## begin RECORDS PROVIDED
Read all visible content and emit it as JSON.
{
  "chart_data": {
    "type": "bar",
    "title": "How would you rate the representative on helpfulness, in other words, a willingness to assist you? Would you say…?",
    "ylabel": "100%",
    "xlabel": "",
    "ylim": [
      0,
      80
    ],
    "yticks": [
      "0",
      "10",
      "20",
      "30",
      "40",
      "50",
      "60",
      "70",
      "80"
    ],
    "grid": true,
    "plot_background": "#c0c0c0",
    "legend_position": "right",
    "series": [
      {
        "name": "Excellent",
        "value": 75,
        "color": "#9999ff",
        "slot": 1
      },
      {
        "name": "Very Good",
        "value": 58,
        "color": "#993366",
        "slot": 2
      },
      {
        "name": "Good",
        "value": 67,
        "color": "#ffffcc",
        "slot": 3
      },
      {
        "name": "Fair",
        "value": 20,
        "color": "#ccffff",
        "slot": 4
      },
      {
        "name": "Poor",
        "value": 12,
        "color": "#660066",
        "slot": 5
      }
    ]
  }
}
## end RECORDS PROVIDED
● PROBLEM STATEMENT: Output nothing but the number of lines in the data containing the string "value".

● SOLUTION: 5